**Problem:** Write the material out again exactly as it stands.

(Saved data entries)
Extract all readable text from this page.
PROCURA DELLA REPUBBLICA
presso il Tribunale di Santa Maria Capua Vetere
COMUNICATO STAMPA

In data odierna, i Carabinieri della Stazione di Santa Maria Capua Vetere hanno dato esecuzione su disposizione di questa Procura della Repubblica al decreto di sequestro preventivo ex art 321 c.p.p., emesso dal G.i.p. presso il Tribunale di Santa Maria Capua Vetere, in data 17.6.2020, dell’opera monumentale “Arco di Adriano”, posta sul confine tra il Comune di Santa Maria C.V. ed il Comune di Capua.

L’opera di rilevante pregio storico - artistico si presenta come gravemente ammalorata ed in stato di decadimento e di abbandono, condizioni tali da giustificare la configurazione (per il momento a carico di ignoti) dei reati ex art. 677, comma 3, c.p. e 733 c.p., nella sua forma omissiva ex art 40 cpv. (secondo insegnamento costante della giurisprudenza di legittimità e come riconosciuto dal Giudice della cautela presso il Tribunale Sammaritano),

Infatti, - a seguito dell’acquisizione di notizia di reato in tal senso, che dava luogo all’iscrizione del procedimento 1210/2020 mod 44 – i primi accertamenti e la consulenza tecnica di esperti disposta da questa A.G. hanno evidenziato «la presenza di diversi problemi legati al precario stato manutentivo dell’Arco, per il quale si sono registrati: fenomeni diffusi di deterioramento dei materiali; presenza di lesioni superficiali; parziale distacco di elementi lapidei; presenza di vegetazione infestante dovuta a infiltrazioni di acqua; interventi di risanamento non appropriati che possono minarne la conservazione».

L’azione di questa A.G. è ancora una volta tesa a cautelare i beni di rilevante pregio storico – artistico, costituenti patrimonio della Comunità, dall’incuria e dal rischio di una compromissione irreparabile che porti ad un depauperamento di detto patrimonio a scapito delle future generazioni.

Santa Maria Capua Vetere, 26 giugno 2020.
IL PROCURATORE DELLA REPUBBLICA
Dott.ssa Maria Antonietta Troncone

**Result of this exercise:**
Extract all readable text from this page.
PROCURA DELLA REPUBBLICA
presso il Tribunale di Santa Maria Capua Vetere
COMUNICATO STAMPA

In data odierna, i Carabinieri della Stazione di Santa Maria Capua Vetere hanno dato esecuzione su disposizione di questa Procura della Repubblica al decreto di sequestro preventivo ex art 321 c.p.p., emesso dal G.i.p. presso il Tribunale di Santa Maria Capua Vetere, in data 17.6.2020, dell’opera monumentale “Arco di Adriano”, posta sul confine tra il Comune di Santa Maria C.V. ed il Comune di Capua.

L’opera di rilevante pregio storico - artistico si presenta come gravemente ammalorata ed in stato di decadimento e di abbandono, condizioni tali da giustificare la configurazione (per il momento a carico di ignoti) dei reati ex art. 677, comma 3, c.p. e 733 c.p., nella sua forma omissiva ex art 40 cpv. (secondo insegnamento costante della giurisprudenza di legittimità e come riconosciuto dal Giudice della cautela presso il Tribunale Sammaritano),

Infatti, - a seguito dell’acquisizione di notizia di reato in tal senso, che dava luogo all’iscrizione del procedimento 1210/2020 mod 44 – i primi accertamenti e la consulenza tecnica di esperti disposta da questa A.G. hanno evidenziato «la presenza di diversi problemi legati al precario stato manutentivo dell’Arco, per il quale si sono registrati: fenomeni diffusi di deterioramento dei materiali; presenza di lesioni superficiali; parziale distacco di elementi lapidei; presenza di vegetazione infestante dovuta a infiltrazioni di acqua; interventi di risanamento non appropriati che possono minarne la conservazione».

L’azione di questa A.G. è ancora una volta tesa a cautelare i beni di rilevante pregio storico – artistico, costituenti patrimonio della Comunità, dall’incuria e dal rischio di una compromissione irreparabile che porti ad un depauperamento di detto patrimonio a scapito delle future generazioni.

Santa Maria Capua Vetere, 26 giugno 2020.
IL PROCURATORE DELLA REPUBBLICA
Dott.ssa Maria Antonietta Troncone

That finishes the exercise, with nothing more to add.